> **Records excerpted from a collection**:

::::::::

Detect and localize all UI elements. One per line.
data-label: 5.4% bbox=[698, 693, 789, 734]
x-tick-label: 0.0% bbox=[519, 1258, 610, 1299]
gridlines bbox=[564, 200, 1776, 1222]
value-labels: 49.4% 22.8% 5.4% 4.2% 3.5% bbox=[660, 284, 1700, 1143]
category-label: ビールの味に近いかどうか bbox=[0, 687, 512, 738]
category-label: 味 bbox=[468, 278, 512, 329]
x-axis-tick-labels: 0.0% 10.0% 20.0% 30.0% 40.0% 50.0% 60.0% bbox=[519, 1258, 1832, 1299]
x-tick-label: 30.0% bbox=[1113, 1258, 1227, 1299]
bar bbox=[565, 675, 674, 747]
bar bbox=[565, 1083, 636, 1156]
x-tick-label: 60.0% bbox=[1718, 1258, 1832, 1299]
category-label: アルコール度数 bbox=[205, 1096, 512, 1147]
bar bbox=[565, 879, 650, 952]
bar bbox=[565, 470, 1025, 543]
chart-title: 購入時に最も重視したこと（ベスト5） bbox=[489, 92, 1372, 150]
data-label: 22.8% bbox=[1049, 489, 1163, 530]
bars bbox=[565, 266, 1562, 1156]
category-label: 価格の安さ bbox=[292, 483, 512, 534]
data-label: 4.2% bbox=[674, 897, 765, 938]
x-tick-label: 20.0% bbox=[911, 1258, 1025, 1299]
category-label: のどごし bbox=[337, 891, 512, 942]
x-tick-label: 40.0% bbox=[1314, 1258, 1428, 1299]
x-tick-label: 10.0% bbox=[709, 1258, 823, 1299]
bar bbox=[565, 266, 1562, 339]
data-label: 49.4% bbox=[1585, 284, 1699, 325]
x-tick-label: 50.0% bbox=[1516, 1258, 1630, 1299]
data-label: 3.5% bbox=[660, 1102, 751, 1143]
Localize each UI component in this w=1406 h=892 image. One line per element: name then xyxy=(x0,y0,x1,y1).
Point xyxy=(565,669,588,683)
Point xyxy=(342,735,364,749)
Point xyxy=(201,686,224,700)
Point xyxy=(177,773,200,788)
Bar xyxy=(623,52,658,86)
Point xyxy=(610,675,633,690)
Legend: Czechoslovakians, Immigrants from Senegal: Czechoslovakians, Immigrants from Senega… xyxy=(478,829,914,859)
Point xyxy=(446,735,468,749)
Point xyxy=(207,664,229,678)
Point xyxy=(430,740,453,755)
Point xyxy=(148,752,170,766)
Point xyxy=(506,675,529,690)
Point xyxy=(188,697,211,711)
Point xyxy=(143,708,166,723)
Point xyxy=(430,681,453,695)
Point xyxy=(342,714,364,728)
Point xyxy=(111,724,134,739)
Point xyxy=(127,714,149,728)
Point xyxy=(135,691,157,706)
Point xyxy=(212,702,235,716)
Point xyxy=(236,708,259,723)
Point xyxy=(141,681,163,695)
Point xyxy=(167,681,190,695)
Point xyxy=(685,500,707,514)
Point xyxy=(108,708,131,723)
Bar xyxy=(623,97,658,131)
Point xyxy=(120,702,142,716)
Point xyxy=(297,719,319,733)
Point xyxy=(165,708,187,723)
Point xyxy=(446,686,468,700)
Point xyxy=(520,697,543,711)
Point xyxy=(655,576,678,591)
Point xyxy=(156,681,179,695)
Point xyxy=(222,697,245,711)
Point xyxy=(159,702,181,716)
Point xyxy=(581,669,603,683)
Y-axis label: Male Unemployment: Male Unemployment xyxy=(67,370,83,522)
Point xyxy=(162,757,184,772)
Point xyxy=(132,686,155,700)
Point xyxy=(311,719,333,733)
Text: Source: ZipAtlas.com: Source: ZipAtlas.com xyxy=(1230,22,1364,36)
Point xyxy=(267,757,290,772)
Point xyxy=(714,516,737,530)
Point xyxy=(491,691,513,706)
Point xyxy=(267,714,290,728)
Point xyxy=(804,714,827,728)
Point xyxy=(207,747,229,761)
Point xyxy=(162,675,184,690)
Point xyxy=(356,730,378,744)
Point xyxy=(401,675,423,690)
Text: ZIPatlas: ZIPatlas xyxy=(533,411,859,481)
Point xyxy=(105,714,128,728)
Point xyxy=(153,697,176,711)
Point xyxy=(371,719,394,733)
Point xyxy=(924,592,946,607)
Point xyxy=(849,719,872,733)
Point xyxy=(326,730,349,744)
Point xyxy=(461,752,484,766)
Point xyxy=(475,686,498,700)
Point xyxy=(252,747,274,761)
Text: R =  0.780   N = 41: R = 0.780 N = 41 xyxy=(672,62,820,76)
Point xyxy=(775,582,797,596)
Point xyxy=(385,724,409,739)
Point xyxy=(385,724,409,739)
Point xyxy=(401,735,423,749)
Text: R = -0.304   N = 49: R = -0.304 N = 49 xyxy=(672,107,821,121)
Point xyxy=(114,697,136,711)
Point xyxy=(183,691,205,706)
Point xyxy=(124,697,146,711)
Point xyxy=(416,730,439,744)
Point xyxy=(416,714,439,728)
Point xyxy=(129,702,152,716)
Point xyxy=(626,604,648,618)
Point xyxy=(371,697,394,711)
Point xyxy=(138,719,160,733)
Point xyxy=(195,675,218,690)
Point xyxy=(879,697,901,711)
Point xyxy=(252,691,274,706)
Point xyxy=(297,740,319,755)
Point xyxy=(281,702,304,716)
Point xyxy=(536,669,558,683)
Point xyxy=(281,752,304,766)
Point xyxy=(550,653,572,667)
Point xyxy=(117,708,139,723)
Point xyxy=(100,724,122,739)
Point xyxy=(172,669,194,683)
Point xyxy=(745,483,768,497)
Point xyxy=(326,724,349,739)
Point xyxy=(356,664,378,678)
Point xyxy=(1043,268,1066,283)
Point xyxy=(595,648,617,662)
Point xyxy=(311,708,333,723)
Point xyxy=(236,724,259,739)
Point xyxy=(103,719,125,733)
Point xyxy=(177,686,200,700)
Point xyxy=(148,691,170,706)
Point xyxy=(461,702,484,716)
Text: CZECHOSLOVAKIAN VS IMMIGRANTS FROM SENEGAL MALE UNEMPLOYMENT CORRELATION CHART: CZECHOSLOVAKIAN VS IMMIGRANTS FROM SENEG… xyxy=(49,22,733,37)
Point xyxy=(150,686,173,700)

::::::::

Rewrite the entries above as a numbered list, one line per item, with any blank lines dropped.

> **Task output**:
1. Detect and localize all UI elements. One per line.
2. data-label: 5.4% bbox=[698, 693, 789, 734]
3. x-tick-label: 0.0% bbox=[519, 1258, 610, 1299]
4. gridlines bbox=[564, 200, 1776, 1222]
5. value-labels: 49.4% 22.8% 5.4% 4.2% 3.5% bbox=[660, 284, 1700, 1143]
6. category-label: ビールの味に近いかどうか bbox=[0, 687, 512, 738]
7. category-label: 味 bbox=[468, 278, 512, 329]
8. x-axis-tick-labels: 0.0% 10.0% 20.0% 30.0% 40.0% 50.0% 60.0% bbox=[519, 1258, 1832, 1299]
9. x-tick-label: 30.0% bbox=[1113, 1258, 1227, 1299]
10. bar bbox=[565, 675, 674, 747]
11. bar bbox=[565, 1083, 636, 1156]
12. x-tick-label: 60.0% bbox=[1718, 1258, 1832, 1299]
13. category-label: アルコール度数 bbox=[205, 1096, 512, 1147]
14. bar bbox=[565, 879, 650, 952]
15. bar bbox=[565, 470, 1025, 543]
16. chart-title: 購入時に最も重視したこと（ベスト5） bbox=[489, 92, 1372, 150]
17. data-label: 22.8% bbox=[1049, 489, 1163, 530]
18. bars bbox=[565, 266, 1562, 1156]
19. category-label: 価格の安さ bbox=[292, 483, 512, 534]
20. data-label: 4.2% bbox=[674, 897, 765, 938]
21. x-tick-label: 20.0% bbox=[911, 1258, 1025, 1299]
22. category-label: のどごし bbox=[337, 891, 512, 942]
23. x-tick-label: 40.0% bbox=[1314, 1258, 1428, 1299]
24. x-tick-label: 10.0% bbox=[709, 1258, 823, 1299]
25. bar bbox=[565, 266, 1562, 339]
26. data-label: 49.4% bbox=[1585, 284, 1699, 325]
27. x-tick-label: 50.0% bbox=[1516, 1258, 1630, 1299]
28. data-label: 3.5% bbox=[660, 1102, 751, 1143]
29. Localize each UI component in this w=1406 h=892 image. One line per element: name then xyxy=(x0,y0,x1,y1).
30. Point xyxy=(565,669,588,683)
31. Point xyxy=(342,735,364,749)
32. Point xyxy=(201,686,224,700)
33. Point xyxy=(177,773,200,788)
34. Bar xyxy=(623,52,658,86)
35. Point xyxy=(610,675,633,690)
36. Legend: Czechoslovakians, Immigrants from Senegal: Czechoslovakians, Immigrants from Senega… xyxy=(478,829,914,859)
37. Point xyxy=(446,735,468,749)
38. Point xyxy=(207,664,229,678)
39. Point xyxy=(430,740,453,755)
40. Point xyxy=(148,752,170,766)
41. Point xyxy=(506,675,529,690)
42. Point xyxy=(188,697,211,711)
43. Point xyxy=(143,708,166,723)
44. Point xyxy=(430,681,453,695)
45. Point xyxy=(342,714,364,728)
46. Point xyxy=(111,724,134,739)
47. Point xyxy=(127,714,149,728)
48. Point xyxy=(135,691,157,706)
49. Point xyxy=(212,702,235,716)
50. Point xyxy=(236,708,259,723)
51. Point xyxy=(141,681,163,695)
52. Point xyxy=(167,681,190,695)
53. Point xyxy=(685,500,707,514)
54. Point xyxy=(108,708,131,723)
55. Bar xyxy=(623,97,658,131)
56. Point xyxy=(120,702,142,716)
57. Point xyxy=(297,719,319,733)
58. Point xyxy=(165,708,187,723)
59. Point xyxy=(446,686,468,700)
60. Point xyxy=(520,697,543,711)
61. Point xyxy=(655,576,678,591)
62. Point xyxy=(156,681,179,695)
63. Point xyxy=(222,697,245,711)
64. Point xyxy=(159,702,181,716)
65. Point xyxy=(581,669,603,683)
66. Y-axis label: Male Unemployment: Male Unemployment xyxy=(67,370,83,522)
67. Point xyxy=(162,757,184,772)
68. Point xyxy=(132,686,155,700)
69. Point xyxy=(311,719,333,733)
70. Text: Source: ZipAtlas.com: Source: ZipAtlas.com xyxy=(1230,22,1364,36)
71. Point xyxy=(267,757,290,772)
72. Point xyxy=(714,516,737,530)
73. Point xyxy=(491,691,513,706)
74. Point xyxy=(267,714,290,728)
75. Point xyxy=(804,714,827,728)
76. Point xyxy=(207,747,229,761)
77. Point xyxy=(162,675,184,690)
78. Point xyxy=(356,730,378,744)
79. Point xyxy=(401,675,423,690)
80. Text: ZIPatlas: ZIPatlas xyxy=(533,411,859,481)
81. Point xyxy=(105,714,128,728)
82. Point xyxy=(153,697,176,711)
83. Point xyxy=(371,719,394,733)
84. Point xyxy=(924,592,946,607)
85. Point xyxy=(849,719,872,733)
86. Point xyxy=(326,730,349,744)
87. Point xyxy=(461,752,484,766)
88. Point xyxy=(475,686,498,700)
89. Point xyxy=(252,747,274,761)
90. Text: R =  0.780   N = 41: R = 0.780 N = 41 xyxy=(672,62,820,76)
91. Point xyxy=(775,582,797,596)
92. Point xyxy=(385,724,409,739)
93. Point xyxy=(385,724,409,739)
94. Point xyxy=(401,735,423,749)
95. Text: R = -0.304   N = 49: R = -0.304 N = 49 xyxy=(672,107,821,121)
96. Point xyxy=(114,697,136,711)
97. Point xyxy=(183,691,205,706)
98. Point xyxy=(124,697,146,711)
99. Point xyxy=(416,730,439,744)
100. Point xyxy=(416,714,439,728)
101. Point xyxy=(129,702,152,716)
102. Point xyxy=(626,604,648,618)
103. Point xyxy=(371,697,394,711)
104. Point xyxy=(138,719,160,733)
105. Point xyxy=(195,675,218,690)
106. Point xyxy=(879,697,901,711)
107. Point xyxy=(252,691,274,706)
108. Point xyxy=(297,740,319,755)
109. Point xyxy=(281,702,304,716)
110. Point xyxy=(536,669,558,683)
111. Point xyxy=(281,752,304,766)
112. Point xyxy=(550,653,572,667)
113. Point xyxy=(117,708,139,723)
114. Point xyxy=(100,724,122,739)
115. Point xyxy=(172,669,194,683)
116. Point xyxy=(745,483,768,497)
117. Point xyxy=(326,724,349,739)
118. Point xyxy=(356,664,378,678)
119. Point xyxy=(1043,268,1066,283)
120. Point xyxy=(595,648,617,662)
121. Point xyxy=(311,708,333,723)
122. Point xyxy=(236,724,259,739)
123. Point xyxy=(103,719,125,733)
124. Point xyxy=(177,686,200,700)
125. Point xyxy=(148,691,170,706)
126. Point xyxy=(461,702,484,716)
127. Text: CZECHOSLOVAKIAN VS IMMIGRANTS FROM SENEGAL MALE UNEMPLOYMENT CORRELATION CHART: CZECHOSLOVAKIAN VS IMMIGRANTS FROM SENEG… xyxy=(49,22,733,37)
128. Point xyxy=(150,686,173,700)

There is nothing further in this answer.